OBJECTIVE. Send each entry back exactly as given, pictures excluded.

======== INPUT DATA ========

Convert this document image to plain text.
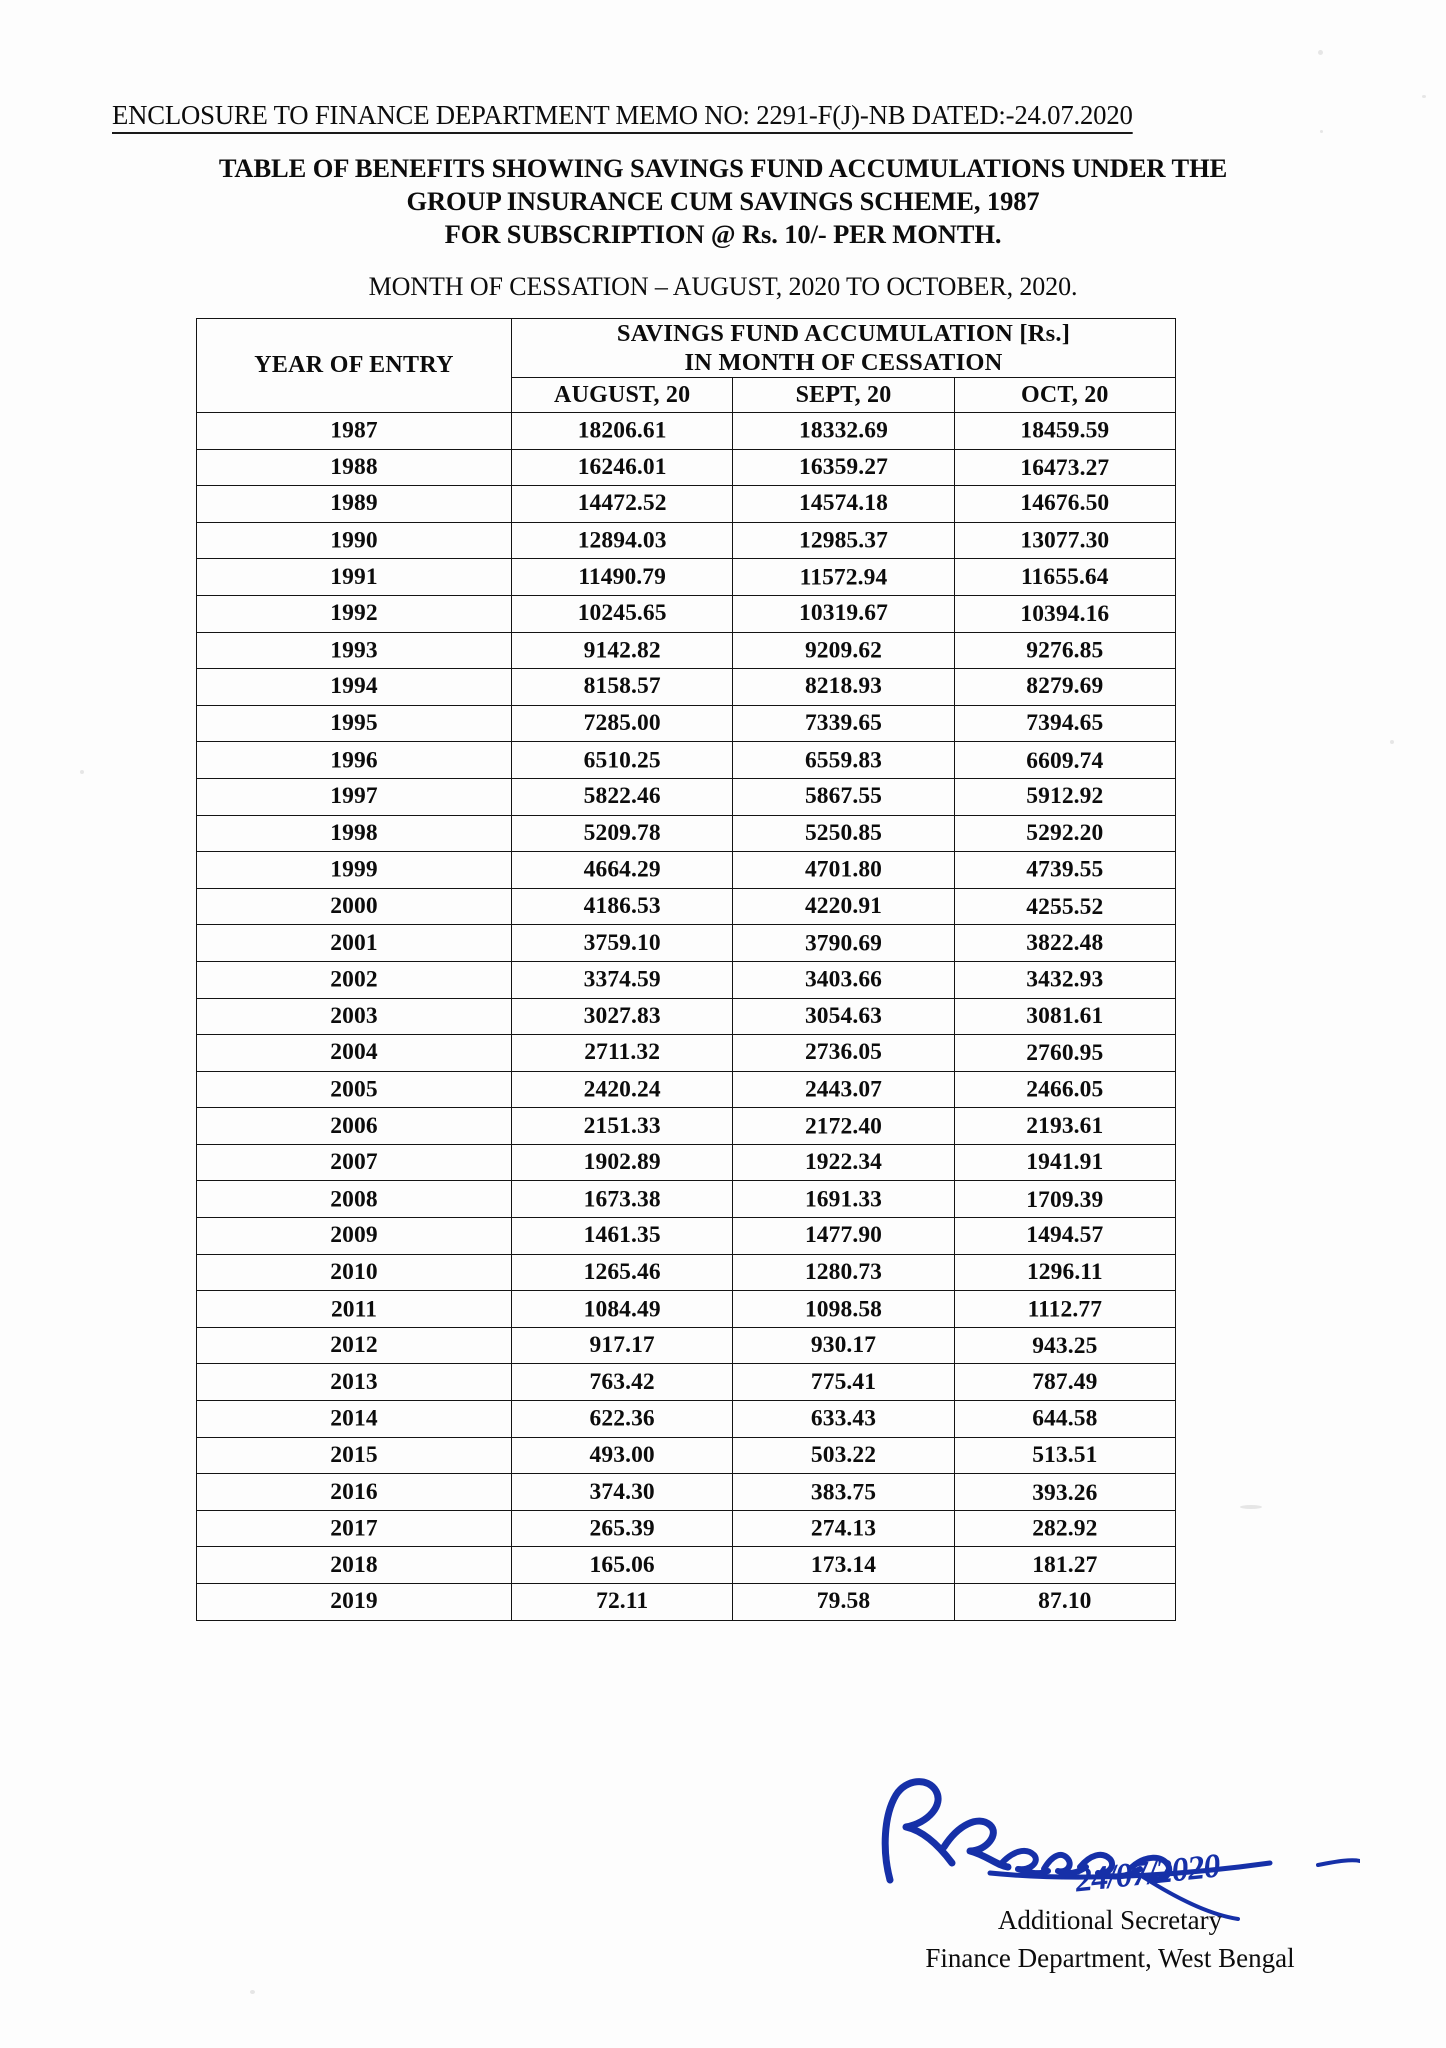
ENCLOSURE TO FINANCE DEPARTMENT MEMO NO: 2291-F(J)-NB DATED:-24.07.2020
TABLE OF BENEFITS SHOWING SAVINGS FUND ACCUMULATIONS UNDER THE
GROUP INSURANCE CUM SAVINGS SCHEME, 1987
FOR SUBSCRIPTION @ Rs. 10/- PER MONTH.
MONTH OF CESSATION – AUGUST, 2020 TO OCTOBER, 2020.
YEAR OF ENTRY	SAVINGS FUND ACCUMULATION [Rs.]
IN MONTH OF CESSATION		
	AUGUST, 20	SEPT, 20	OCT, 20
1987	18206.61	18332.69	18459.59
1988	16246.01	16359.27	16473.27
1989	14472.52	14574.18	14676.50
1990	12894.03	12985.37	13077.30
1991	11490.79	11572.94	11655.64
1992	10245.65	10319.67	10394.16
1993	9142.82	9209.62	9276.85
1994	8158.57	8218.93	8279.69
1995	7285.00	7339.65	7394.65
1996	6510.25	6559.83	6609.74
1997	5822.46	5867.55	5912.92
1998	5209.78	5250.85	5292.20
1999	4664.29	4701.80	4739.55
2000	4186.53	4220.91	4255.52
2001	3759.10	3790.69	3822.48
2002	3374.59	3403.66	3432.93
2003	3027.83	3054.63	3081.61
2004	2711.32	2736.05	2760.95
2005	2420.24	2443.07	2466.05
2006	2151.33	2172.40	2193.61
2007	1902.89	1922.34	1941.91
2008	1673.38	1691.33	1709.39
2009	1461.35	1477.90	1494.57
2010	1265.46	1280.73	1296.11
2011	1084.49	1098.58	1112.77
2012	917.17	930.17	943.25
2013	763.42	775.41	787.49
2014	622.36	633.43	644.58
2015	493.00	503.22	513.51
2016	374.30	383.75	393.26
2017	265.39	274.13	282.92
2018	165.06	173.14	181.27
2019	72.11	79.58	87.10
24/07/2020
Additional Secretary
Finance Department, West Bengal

========

PROBLEM SOLUTION.
Convert this document image to plain text.
ENCLOSURE TO FINANCE DEPARTMENT MEMO NO: 2291-F(J)-NB DATED:-24.07.2020
TABLE OF BENEFITS SHOWING SAVINGS FUND ACCUMULATIONS UNDER THE
GROUP INSURANCE CUM SAVINGS SCHEME, 1987
FOR SUBSCRIPTION @ Rs. 10/- PER MONTH.
MONTH OF CESSATION – AUGUST, 2020 TO OCTOBER, 2020.
YEAR OF ENTRY	SAVINGS FUND ACCUMULATION [Rs.]
IN MONTH OF CESSATION		
	AUGUST, 20	SEPT, 20	OCT, 20
1987	18206.61	18332.69	18459.59
1988	16246.01	16359.27	16473.27
1989	14472.52	14574.18	14676.50
1990	12894.03	12985.37	13077.30
1991	11490.79	11572.94	11655.64
1992	10245.65	10319.67	10394.16
1993	9142.82	9209.62	9276.85
1994	8158.57	8218.93	8279.69
1995	7285.00	7339.65	7394.65
1996	6510.25	6559.83	6609.74
1997	5822.46	5867.55	5912.92
1998	5209.78	5250.85	5292.20
1999	4664.29	4701.80	4739.55
2000	4186.53	4220.91	4255.52
2001	3759.10	3790.69	3822.48
2002	3374.59	3403.66	3432.93
2003	3027.83	3054.63	3081.61
2004	2711.32	2736.05	2760.95
2005	2420.24	2443.07	2466.05
2006	2151.33	2172.40	2193.61
2007	1902.89	1922.34	1941.91
2008	1673.38	1691.33	1709.39
2009	1461.35	1477.90	1494.57
2010	1265.46	1280.73	1296.11
2011	1084.49	1098.58	1112.77
2012	917.17	930.17	943.25
2013	763.42	775.41	787.49
2014	622.36	633.43	644.58
2015	493.00	503.22	513.51
2016	374.30	383.75	393.26
2017	265.39	274.13	282.92
2018	165.06	173.14	181.27
2019	72.11	79.58	87.10
24/07/2020
Additional Secretary
Finance Department, West Bengal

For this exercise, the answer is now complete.